PROBLEM:
Gather all lines in the entries below that include the word "home".

(Dataset items)
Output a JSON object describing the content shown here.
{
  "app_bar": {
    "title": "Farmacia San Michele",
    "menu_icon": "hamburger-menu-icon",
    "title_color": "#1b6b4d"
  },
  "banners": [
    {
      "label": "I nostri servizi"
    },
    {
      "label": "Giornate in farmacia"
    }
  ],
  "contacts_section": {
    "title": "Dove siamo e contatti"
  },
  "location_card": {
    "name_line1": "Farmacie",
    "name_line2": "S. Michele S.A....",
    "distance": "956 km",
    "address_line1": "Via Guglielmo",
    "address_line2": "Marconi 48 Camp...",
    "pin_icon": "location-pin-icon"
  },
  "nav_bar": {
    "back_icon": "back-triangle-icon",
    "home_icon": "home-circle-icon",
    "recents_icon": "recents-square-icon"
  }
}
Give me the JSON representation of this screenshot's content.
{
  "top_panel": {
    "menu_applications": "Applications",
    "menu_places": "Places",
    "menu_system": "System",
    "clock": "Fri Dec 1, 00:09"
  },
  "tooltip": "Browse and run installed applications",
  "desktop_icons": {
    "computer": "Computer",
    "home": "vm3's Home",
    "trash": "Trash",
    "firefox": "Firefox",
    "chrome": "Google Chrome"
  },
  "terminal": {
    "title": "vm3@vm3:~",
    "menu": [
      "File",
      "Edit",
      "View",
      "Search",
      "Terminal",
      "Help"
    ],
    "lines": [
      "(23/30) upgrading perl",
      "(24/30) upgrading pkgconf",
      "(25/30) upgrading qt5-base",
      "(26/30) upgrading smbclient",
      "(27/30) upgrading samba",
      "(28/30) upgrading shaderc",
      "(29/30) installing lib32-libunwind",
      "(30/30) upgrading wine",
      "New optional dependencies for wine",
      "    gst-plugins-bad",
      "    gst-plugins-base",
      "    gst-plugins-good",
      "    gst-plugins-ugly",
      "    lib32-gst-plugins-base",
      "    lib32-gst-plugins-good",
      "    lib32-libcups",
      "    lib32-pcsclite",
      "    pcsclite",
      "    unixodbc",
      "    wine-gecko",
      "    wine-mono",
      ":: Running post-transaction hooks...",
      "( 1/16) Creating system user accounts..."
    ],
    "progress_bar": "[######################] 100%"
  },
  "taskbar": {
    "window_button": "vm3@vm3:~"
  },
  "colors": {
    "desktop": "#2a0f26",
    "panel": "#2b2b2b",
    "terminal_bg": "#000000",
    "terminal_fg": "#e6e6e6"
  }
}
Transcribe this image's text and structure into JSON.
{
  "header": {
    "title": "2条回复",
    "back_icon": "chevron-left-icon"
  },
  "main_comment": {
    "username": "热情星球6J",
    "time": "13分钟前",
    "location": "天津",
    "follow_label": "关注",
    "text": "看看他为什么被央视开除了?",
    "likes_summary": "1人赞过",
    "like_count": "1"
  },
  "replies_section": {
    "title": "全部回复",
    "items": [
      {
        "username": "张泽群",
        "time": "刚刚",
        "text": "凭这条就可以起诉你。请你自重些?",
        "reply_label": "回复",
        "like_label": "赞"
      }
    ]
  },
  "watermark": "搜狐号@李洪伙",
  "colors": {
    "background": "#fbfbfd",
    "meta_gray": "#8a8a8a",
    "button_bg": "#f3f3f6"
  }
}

ANSWER TO THIS TASK:
    "home_icon": "home-circle-icon",
    "home": "vm3's Home",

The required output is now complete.